Problem A >>
According to the Spanner SQL best practices page, through which two channels can you retrieve query execution plans?
Problem B >>
Please list each way that, per the Spanner SQL best practices page, query parameters support query execution.
Problem C >>
Write the next part of the Spanner SQL best practices page, picking up after its final sentence.

Excerpt provided >>
»»

As described in Query execution plans, SQL compiler transforms a SQL statement into a query execution plan, which is used to obtain the results of the query. This page describes best practices for constructing SQL statements to help Spanner find efficient execution plans.
The example SQL statements shown in this page use the following sample schema:
GoogleSQL
CREATE TABLE Singers (
SingerId INT64 NOT NULL,
FirstName STRING(1024),
LastName STRING(1024),
SingerInfo BYTES(MAX),
BirthDate DATE
) PRIMARY KEY (SingerId);
CREATE TABLE Albums (
SingerId INT64 NOT NULL,
AlbumId INT64 NOT NULL,
AlbumTitle STRING(MAX),
ReleaseDate DATE
) PRIMARY KEY (SingerId, AlbumId),
INTERLEAVE IN PARENT Singers ON DELETE CASCADE;
For the complete SQL reference, refer to Statement syntax, Functions and operators, and Lexical structure and syntax.
PostgreSQL
CREATE TABLE Singers (
SingerId BIGINT PRIMARY KEY,
FirstName VARCHAR(1024),
LastName VARCHAR(1024),
SingerInfo BYTEA,
BirthDate TIMESTAMPTZ
);
CREATE TABLE Albums (
SingerId BIGINT NOT NULL,
AlbumId BIGINT NOT NULL,
AlbumTitle VARCHAR(1024),
ReleaseDate DATE,
PRIMARY KEY(SingerId, AlbumId),
FOREIGN KEY (SingerId) REFERENCES Singers(SingerId)
) INTERLEAVE IN PARENT Singers ON DELETE CASCADE;
For more information, refer to The PostgreSQL language in Spanner.
Use query parameters
Spanner supports query parameters to increase performance and help prevent SQL injection when queries are constructed using user input. You can use query parameters as substitutes for arbitrary expressions but not as substitutes for identifiers, column names, table names, or other parts of the query.
Parameters can appear anywhere that a literal value is expected. The same parameter name can be used more than once in a single SQL statement.
In summary, query parameters support query execution in the following ways:
- Pre-optimized plans: Queries that use parameters can be executed faster on each invocation because the parameterization makes it easier for Spanner to cache the execution plan.
- Simplified query composition: You do not need to escape string values when providing them in query parameters. Query parameters also reduce the risk of syntax errors.
- Security: Query parameters make your queries more secure by protecting you from various SQL injection attacks. This protection is especially important for queries that you construct from user input.
Understand how Spanner executes queries
Spanner lets you query databases using declarative SQL statements that specify what data you want to retrieve. If you want to understand how Spanner obtains the results, examine the execution plan for the query. A query execution plan displays the computational cost associated with each step of the query. Using those costs, you can debug query performance issues and optimize your query. To learn more, see Query execution plans.
You can retrieve query execution plans through the Google Cloud console or the client libraries.
To get a query execution plan for a specific query using the Google Cloud console, follow these steps:
Open the Spanner instances page.
Select the names of the Spanner instance and the database that you want to query.
Click Spanner Studio in the left navigation panel.
Type the query in the text field, and then click Run query.
Click Explanation
. The Google Cloud console displays a visual execution plan for your query.

««

Information given >>
»»

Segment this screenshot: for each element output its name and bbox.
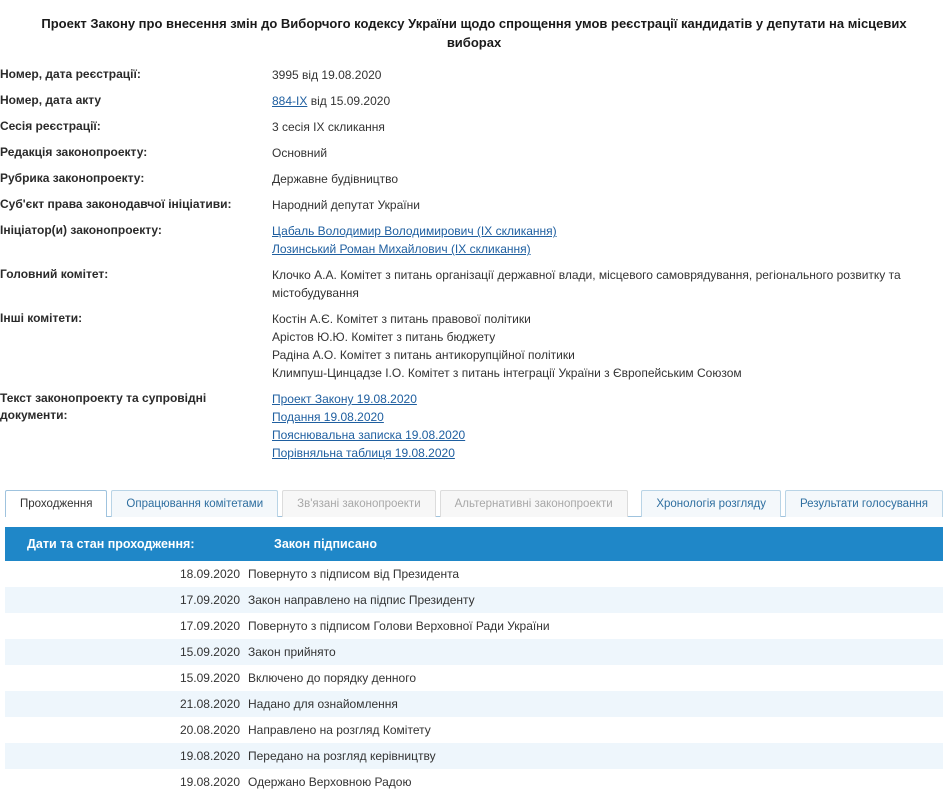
metadata-link[interactable]: Проект Закону 19.08.2020 [272, 392, 417, 406]
row-state: Направлено на розгляд Комітету [248, 723, 431, 737]
metadata-value-line: Арістов Ю.Ю. Комітет з питань бюджету [272, 330, 496, 344]
metadata-value-line [272, 408, 948, 426]
tab-2[interactable]: Опрацювання комітетами [111, 490, 278, 517]
metadata-row [0, 166, 948, 192]
progress-table-head [5, 527, 943, 561]
progress-table-header-row [5, 527, 943, 561]
metadata-value [272, 306, 948, 386]
bill-metadata-table [0, 62, 948, 466]
metadata-value-line: Костін А.Є. Комітет з питань правової політики [272, 312, 531, 326]
metadata-value [272, 386, 948, 466]
bill-metadata-body [0, 62, 948, 466]
metadata-link[interactable]: Порівняльна таблиця 19.08.2020 [272, 446, 455, 460]
table-row [5, 769, 943, 795]
metadata-row [0, 114, 948, 140]
metadata-link[interactable]: Пояснювальна записка 19.08.2020 [272, 428, 466, 442]
metadata-value-line: Радіна А.О. Комітет з питань антикорупційної політики [272, 348, 575, 362]
metadata-label: Номер, дата акту [0, 93, 102, 107]
metadata-row [0, 62, 948, 88]
metadata-value [272, 114, 948, 140]
metadata-value-line [272, 426, 948, 444]
tab-bar [5, 488, 943, 517]
table-row [5, 665, 943, 691]
metadata-value-line [272, 390, 948, 408]
metadata-value-line: Климпуш-Цинцадзе І.О. Комітет з питань інтеграції України з Європейським Союзом [272, 366, 742, 380]
metadata-value-line [272, 444, 948, 462]
page-title: Проект Закону про внесення змін до Виборчого кодексу України щодо спрощення умов реєстрації кандидатів у депутати на місцевих виборах [41, 16, 907, 50]
metadata-value-suffix: від 15.09.2020 [307, 94, 391, 108]
metadata-label: Головний комітет: [0, 267, 109, 281]
row-date: 21.08.2020 [5, 691, 248, 717]
column-header-dates: Дати та стан проходження: [5, 527, 248, 561]
row-state: Включено до порядку денного [248, 671, 417, 685]
row-state: Повернуто з підписом від Президента [248, 567, 460, 581]
metadata-row [0, 192, 948, 218]
progress-table-body [5, 561, 943, 795]
row-date: 15.09.2020 [5, 639, 248, 665]
metadata-row [0, 140, 948, 166]
metadata-label: Сесія реєстрації: [0, 119, 101, 133]
row-state: Надано для ознайомлення [248, 691, 943, 717]
metadata-label: Номер, дата реєстрації: [0, 67, 141, 81]
tab-5[interactable]: Хронологія розгляду [641, 490, 781, 517]
table-row [5, 691, 943, 717]
metadata-label: Суб'єкт права законодавчої ініціативи: [0, 197, 232, 211]
tab-4: Альтернативні законопроекти [440, 490, 628, 517]
metadata-link[interactable]: Подання 19.08.2020 [272, 410, 384, 424]
metadata-row [0, 88, 948, 114]
row-date: 15.09.2020 [179, 671, 240, 685]
row-state: Одержано Верховною Радою [248, 775, 412, 789]
metadata-label: Редакція законопроекту: [0, 145, 148, 159]
metadata-value-line: 3995 від 19.08.2020 [272, 68, 382, 82]
row-date: 17.09.2020 [179, 619, 240, 633]
tab-6[interactable]: Результати голосування [785, 490, 943, 517]
metadata-link[interactable]: 884-IX [272, 94, 308, 108]
row-date: 19.08.2020 [5, 743, 248, 769]
table-row [5, 613, 943, 639]
metadata-value-line: Народний депутат України [272, 198, 420, 212]
table-row [5, 717, 943, 743]
metadata-value [272, 62, 948, 88]
row-state: Закон прийнято [248, 639, 943, 665]
metadata-value [272, 262, 948, 306]
metadata-value-line: Основний [272, 146, 328, 160]
row-date: 17.09.2020 [5, 587, 248, 613]
column-header-state: Закон підписано [248, 527, 943, 561]
metadata-value-line [272, 92, 948, 110]
metadata-row [0, 306, 948, 386]
metadata-value-line [272, 222, 948, 240]
metadata-row [0, 386, 948, 466]
row-date: 19.08.2020 [179, 775, 240, 789]
table-row [5, 587, 943, 613]
metadata-row [0, 218, 948, 262]
metadata-value-line: Клочко А.А. Комітет з питань організації державної влади, місцевого самоврядування, регіонального розвитку та містобудування [272, 268, 901, 300]
metadata-link[interactable]: Цабаль Володимир Володимирович (IX скликання) [272, 224, 557, 238]
row-state: Закон направлено на підпис Президенту [248, 587, 943, 613]
table-row [5, 639, 943, 665]
tab-1[interactable]: Проходження [5, 490, 107, 517]
table-row [5, 561, 943, 587]
row-date: 18.09.2020 [179, 567, 240, 581]
progress-table [5, 527, 943, 795]
metadata-value [272, 166, 948, 192]
metadata-value [272, 88, 948, 114]
metadata-value [272, 218, 948, 262]
metadata-row [0, 262, 948, 306]
metadata-value-line: Державне будівництво [272, 172, 399, 186]
metadata-label: Інші комітети: [0, 311, 83, 325]
row-state: Передано на розгляд керівництву [248, 743, 943, 769]
row-state: Повернуто з підписом Голови Верховної Ради України [248, 619, 550, 633]
metadata-value [272, 140, 948, 166]
metadata-value-line: 3 сесія IX скликання [272, 120, 385, 134]
row-date: 20.08.2020 [179, 723, 240, 737]
metadata-label: Рубрика законопроекту: [0, 171, 145, 185]
table-row [5, 743, 943, 769]
metadata-label: Ініціатор(и) законопроекту: [0, 223, 162, 237]
tab-3: Зв'язані законопроекти [282, 490, 436, 517]
metadata-value [272, 192, 948, 218]
metadata-value-line [272, 240, 948, 258]
metadata-label: Текст законопроекту та супровідні документи: [0, 391, 207, 422]
metadata-link[interactable]: Лозинський Роман Михайлович (IX скликання) [272, 242, 531, 256]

««

Reply A >>
Through the Google Cloud console or the client libraries.

Reply B >>
- Pre-optimized plans
- Simplified query composition
- Security

Reply C >>
For more information on how to understand visual plans and use them to debug your queries, see Tune a query using the query plan visualizer.
You can also view samples of historic query plans and compare the performance of a query over time for certain queries. To learn more, see Sampled query plans.
Use secondary indexes
Like other relational databases, Spanner offers secondary indexes, which you can use to retrieve data using either a SQL statement or Spanner's read interface. The more common way to fetch data from an index is to use the Spanner Studio. Using a secondary index in a SQL query lets you specify how you want Spanner to obtain the results. Specifying a secondary index can speed up query execution.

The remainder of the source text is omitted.